AIM
Locate the string "title" in the records below. Copy every line where it occurs.

Stored data
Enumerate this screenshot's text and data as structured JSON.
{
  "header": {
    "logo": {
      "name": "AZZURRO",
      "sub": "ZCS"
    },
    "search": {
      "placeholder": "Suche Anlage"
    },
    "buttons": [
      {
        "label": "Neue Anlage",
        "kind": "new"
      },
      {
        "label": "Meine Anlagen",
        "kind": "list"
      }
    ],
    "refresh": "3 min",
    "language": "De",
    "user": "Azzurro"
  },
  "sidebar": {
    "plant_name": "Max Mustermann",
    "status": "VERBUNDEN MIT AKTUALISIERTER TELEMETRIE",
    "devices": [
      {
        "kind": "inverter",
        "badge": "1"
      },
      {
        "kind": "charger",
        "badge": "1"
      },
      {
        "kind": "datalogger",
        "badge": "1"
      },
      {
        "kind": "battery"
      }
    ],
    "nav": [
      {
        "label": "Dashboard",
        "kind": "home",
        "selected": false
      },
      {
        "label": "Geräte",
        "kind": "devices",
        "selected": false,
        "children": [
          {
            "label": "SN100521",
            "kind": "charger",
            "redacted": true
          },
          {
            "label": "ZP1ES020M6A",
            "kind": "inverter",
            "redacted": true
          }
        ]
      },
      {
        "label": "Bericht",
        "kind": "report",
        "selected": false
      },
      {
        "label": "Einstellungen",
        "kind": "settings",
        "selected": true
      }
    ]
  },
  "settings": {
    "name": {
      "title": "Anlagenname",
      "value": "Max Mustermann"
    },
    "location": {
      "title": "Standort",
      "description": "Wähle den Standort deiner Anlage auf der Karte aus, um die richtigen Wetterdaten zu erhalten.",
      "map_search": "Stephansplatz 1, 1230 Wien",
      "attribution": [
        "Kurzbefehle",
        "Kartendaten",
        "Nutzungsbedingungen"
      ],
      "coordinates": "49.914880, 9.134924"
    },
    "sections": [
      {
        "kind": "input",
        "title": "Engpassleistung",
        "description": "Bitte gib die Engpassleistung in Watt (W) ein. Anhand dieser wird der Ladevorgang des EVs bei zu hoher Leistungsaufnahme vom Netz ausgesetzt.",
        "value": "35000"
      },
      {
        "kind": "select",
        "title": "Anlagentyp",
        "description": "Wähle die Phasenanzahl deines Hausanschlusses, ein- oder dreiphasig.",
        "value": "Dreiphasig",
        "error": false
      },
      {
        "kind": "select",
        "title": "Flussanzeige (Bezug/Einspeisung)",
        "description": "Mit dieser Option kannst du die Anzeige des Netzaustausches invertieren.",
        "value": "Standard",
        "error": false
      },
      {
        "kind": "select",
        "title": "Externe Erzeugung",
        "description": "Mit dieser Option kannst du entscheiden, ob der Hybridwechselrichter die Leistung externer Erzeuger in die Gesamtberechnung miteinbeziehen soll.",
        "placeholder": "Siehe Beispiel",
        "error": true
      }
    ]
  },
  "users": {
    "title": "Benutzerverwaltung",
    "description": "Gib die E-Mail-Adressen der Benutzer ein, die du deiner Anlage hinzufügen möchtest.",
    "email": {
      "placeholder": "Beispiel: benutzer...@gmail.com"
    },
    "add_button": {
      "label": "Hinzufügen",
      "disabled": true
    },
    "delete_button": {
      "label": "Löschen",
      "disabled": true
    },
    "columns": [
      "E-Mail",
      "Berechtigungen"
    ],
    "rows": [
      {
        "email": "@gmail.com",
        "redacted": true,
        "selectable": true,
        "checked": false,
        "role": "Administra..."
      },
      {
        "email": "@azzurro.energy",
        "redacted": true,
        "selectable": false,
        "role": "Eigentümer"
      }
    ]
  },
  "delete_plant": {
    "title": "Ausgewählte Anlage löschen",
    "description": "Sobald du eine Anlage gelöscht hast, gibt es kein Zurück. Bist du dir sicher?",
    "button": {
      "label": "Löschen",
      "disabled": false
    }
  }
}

PROBLEM SOLUTION
      "title": "Anlagenname",
      "title": "Standort",
        "title": "Engpassleistung",
        "title": "Anlagentyp",
        "title": "Flussanzeige (Bezug/Einspeisung)",
        "title": "Externe Erzeugung",
    "title": "Benutzerverwaltung",
    "title": "Ausgewählte Anlage löschen",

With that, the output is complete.